» **Work to complete**: Which lines in the material below contain the word "Manufacturing"? Copy each of them.

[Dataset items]
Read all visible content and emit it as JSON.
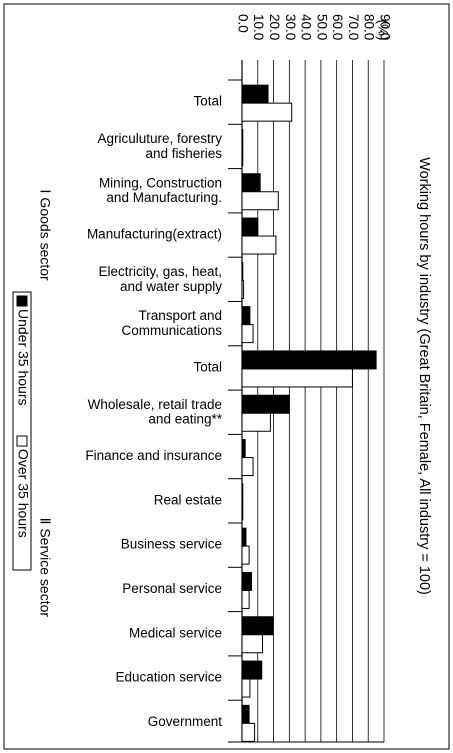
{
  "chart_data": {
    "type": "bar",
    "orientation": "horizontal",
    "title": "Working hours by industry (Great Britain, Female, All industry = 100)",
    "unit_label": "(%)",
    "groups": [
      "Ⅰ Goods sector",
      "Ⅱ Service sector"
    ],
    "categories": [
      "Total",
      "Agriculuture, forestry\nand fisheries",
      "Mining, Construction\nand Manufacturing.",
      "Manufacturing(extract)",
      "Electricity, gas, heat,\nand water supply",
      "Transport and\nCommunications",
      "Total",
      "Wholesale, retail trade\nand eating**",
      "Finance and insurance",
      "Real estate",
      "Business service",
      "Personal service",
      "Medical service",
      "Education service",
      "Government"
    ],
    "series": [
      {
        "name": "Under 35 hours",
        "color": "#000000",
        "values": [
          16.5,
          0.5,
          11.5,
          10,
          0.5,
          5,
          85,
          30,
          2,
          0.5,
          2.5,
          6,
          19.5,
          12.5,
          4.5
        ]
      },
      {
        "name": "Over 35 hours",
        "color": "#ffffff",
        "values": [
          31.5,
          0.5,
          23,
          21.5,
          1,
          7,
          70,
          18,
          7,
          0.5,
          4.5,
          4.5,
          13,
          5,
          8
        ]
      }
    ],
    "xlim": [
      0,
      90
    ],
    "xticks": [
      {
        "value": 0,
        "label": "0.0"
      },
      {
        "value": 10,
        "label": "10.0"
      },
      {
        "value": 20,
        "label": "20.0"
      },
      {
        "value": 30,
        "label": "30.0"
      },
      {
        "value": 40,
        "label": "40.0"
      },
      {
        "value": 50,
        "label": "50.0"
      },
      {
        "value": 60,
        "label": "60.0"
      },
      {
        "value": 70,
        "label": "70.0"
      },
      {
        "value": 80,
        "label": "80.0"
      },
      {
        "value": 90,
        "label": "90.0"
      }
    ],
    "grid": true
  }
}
* * *
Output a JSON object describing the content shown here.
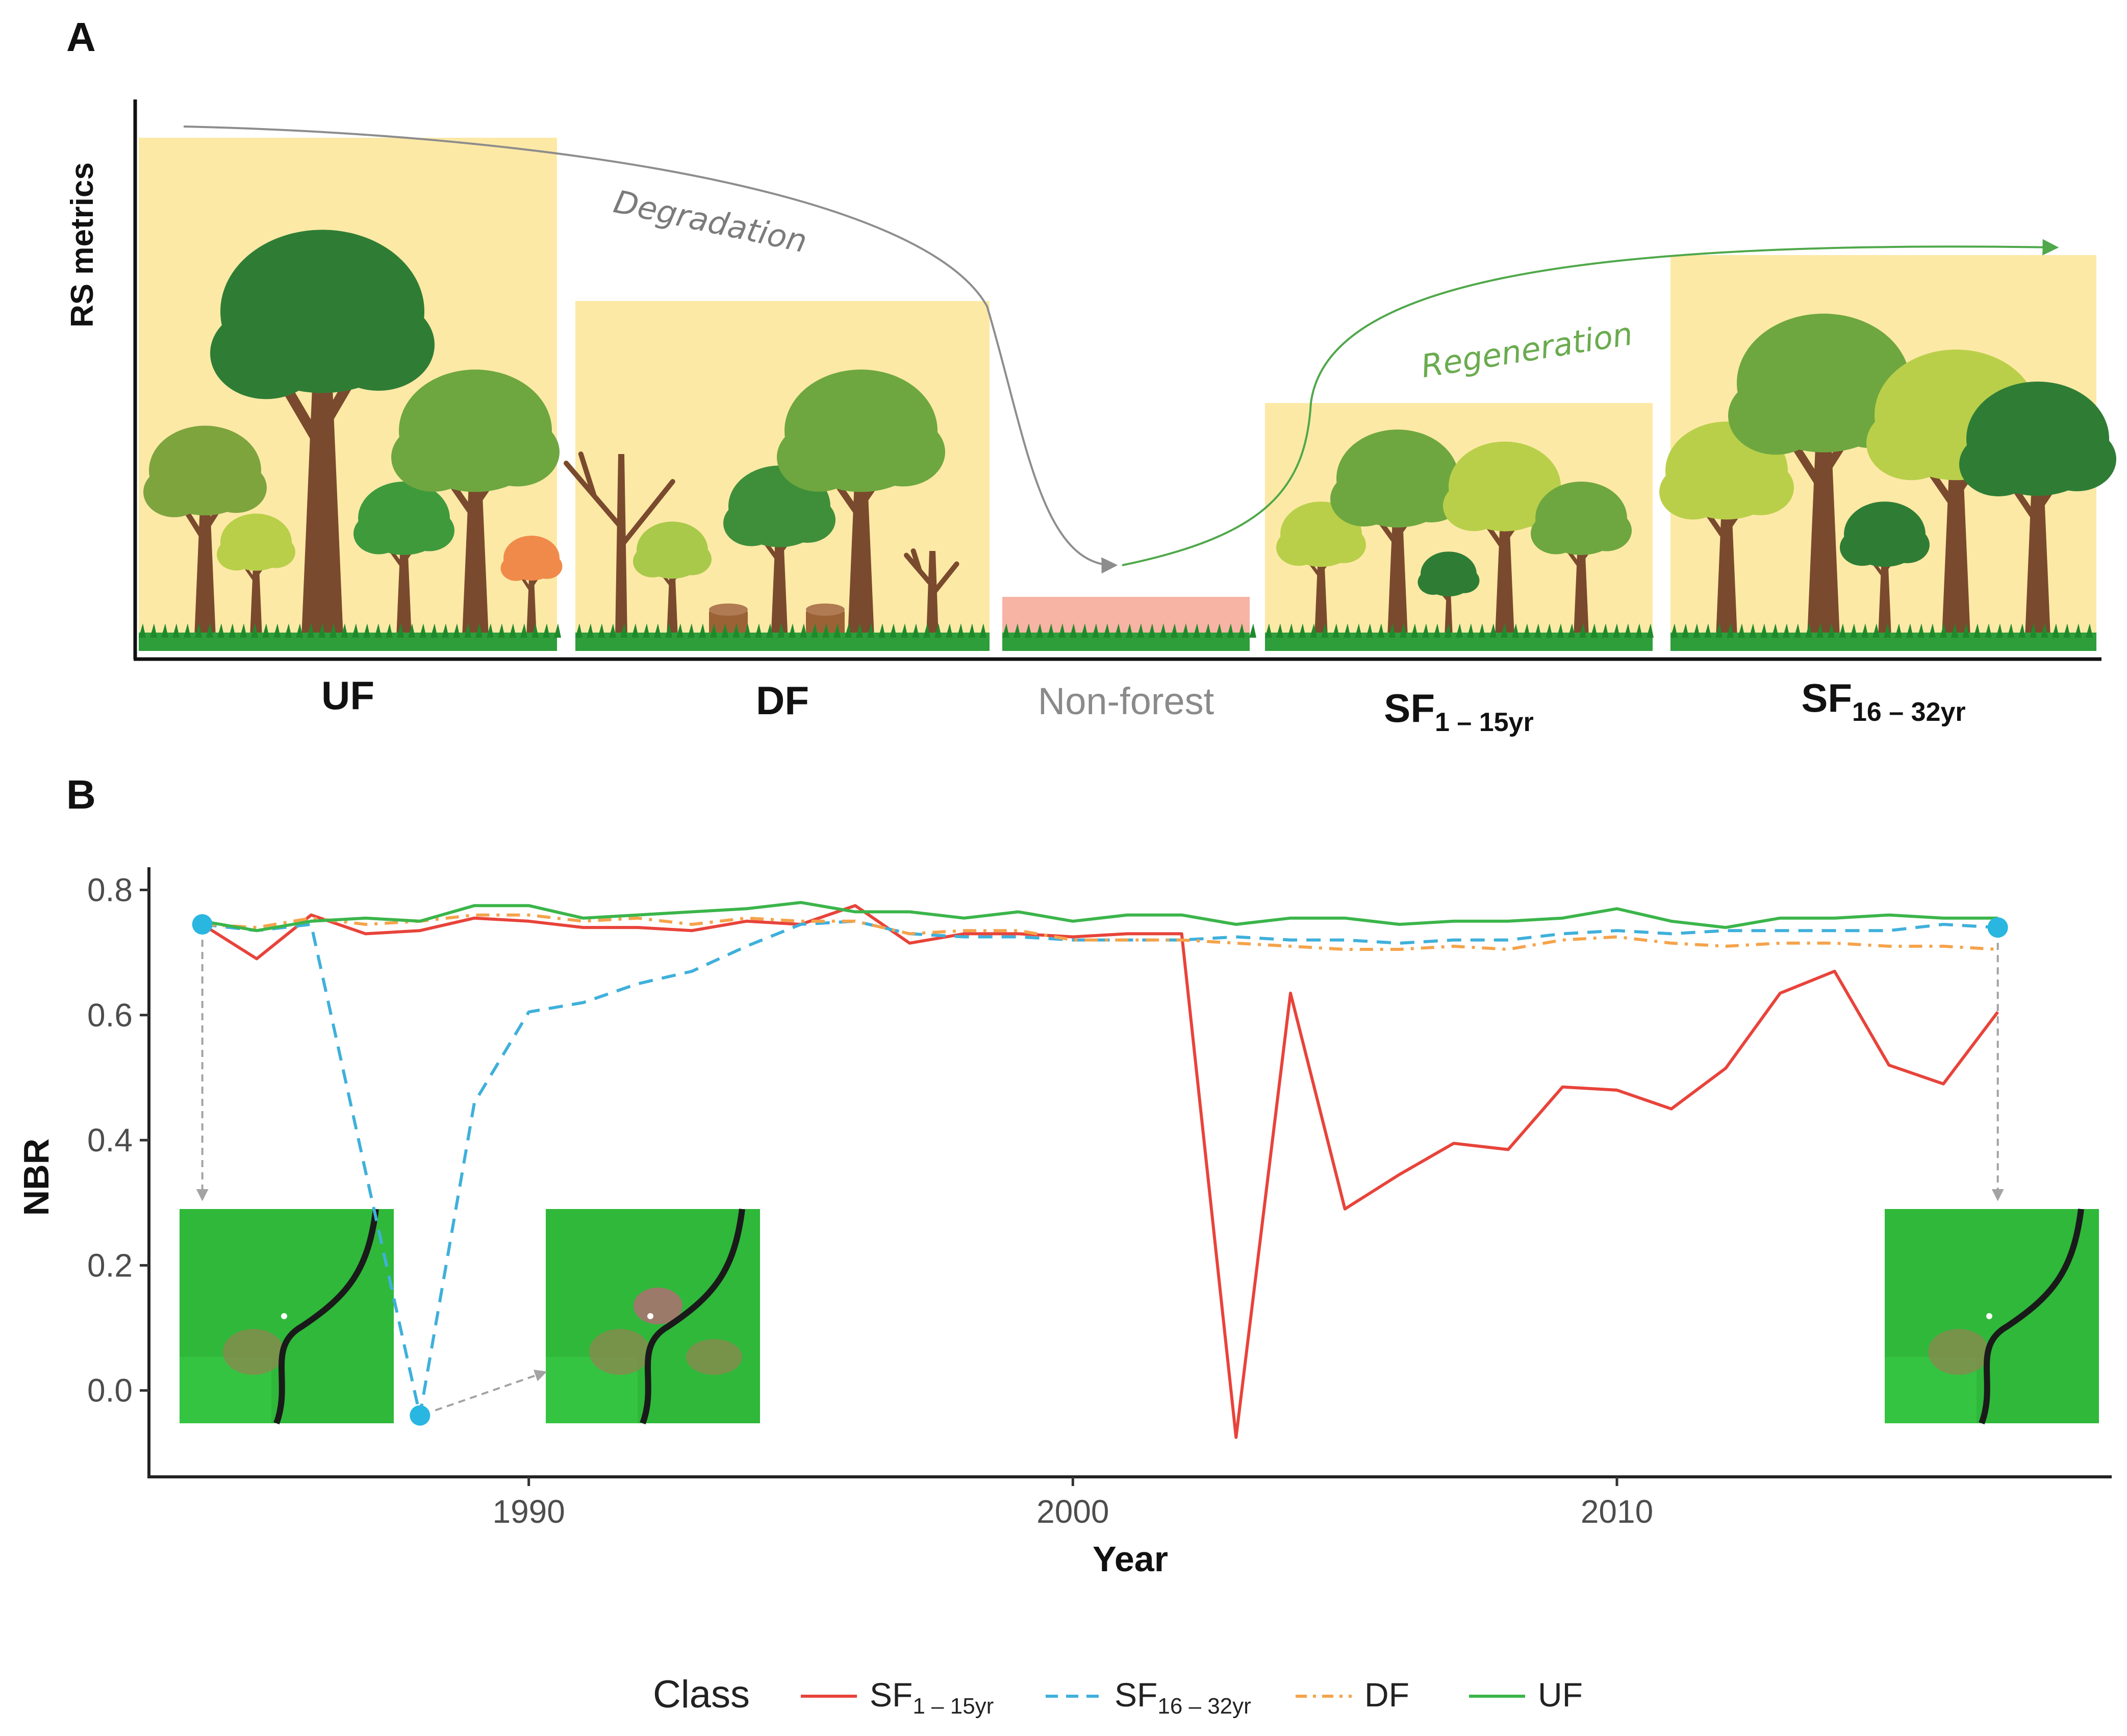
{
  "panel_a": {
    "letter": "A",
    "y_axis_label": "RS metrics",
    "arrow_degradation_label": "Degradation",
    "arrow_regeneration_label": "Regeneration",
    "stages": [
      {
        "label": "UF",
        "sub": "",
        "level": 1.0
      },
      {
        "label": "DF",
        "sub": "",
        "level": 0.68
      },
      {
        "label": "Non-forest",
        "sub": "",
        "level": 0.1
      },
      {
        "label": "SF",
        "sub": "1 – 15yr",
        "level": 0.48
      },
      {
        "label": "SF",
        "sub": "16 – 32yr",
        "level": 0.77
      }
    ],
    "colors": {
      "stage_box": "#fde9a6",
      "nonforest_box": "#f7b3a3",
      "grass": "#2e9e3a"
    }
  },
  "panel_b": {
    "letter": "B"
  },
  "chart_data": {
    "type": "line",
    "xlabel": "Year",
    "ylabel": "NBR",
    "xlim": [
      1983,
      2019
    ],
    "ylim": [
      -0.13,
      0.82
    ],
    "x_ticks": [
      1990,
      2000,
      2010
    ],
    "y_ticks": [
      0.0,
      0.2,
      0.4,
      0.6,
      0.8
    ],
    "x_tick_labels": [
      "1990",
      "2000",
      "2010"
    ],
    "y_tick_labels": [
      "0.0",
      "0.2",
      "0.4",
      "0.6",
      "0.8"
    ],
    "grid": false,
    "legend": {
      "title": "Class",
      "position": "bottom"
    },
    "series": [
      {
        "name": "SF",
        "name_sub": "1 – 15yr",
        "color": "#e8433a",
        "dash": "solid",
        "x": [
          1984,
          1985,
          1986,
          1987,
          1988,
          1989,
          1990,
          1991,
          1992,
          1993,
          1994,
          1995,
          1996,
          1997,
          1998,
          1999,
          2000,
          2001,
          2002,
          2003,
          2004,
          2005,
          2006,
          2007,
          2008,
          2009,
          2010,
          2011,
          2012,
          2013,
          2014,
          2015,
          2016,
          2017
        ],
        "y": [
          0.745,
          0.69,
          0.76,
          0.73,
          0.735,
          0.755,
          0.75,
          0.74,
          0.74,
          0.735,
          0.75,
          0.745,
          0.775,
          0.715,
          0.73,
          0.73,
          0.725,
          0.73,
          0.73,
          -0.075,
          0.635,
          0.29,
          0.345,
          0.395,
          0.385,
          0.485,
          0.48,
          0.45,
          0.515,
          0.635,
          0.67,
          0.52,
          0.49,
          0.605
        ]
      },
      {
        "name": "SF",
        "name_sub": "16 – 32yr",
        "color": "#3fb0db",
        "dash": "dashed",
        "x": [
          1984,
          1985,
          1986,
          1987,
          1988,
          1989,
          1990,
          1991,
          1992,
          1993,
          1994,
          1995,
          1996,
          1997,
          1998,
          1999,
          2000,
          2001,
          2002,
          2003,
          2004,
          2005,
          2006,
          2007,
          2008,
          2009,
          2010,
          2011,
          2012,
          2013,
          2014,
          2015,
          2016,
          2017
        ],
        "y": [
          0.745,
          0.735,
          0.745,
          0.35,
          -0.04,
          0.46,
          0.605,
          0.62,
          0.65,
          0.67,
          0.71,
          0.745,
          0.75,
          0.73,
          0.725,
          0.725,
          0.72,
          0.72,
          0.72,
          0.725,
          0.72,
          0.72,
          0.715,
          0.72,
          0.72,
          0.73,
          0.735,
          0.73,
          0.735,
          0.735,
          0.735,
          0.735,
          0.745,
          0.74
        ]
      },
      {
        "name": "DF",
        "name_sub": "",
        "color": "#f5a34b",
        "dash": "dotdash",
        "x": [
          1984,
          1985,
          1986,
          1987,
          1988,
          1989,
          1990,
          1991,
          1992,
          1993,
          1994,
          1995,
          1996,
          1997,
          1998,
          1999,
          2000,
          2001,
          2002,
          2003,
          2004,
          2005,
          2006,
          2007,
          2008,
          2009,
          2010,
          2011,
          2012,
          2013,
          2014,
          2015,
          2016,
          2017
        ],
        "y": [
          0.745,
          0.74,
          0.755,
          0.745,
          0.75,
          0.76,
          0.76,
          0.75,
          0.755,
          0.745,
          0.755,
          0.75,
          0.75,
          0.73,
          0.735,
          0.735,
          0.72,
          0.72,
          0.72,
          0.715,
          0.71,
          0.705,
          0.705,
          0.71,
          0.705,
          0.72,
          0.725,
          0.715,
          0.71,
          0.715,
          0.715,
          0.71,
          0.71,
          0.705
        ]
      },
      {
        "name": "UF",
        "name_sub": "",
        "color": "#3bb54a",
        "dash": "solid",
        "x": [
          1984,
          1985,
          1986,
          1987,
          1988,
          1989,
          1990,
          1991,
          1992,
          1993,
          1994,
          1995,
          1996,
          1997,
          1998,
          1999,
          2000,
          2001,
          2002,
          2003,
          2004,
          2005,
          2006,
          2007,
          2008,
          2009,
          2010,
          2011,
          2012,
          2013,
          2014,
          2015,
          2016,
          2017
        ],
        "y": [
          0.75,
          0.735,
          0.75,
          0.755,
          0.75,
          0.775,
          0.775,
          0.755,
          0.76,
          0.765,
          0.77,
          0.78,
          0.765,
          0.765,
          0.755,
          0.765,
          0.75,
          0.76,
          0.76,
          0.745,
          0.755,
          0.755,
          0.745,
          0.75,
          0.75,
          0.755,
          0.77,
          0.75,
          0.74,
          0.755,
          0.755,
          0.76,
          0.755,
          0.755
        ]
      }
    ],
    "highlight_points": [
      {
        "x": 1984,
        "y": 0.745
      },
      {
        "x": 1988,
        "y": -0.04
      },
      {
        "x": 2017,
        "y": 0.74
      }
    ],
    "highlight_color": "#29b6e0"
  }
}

» **Finished task**:
      "Mining, Construction\nand Manufacturing.",
      "Manufacturing(extract)",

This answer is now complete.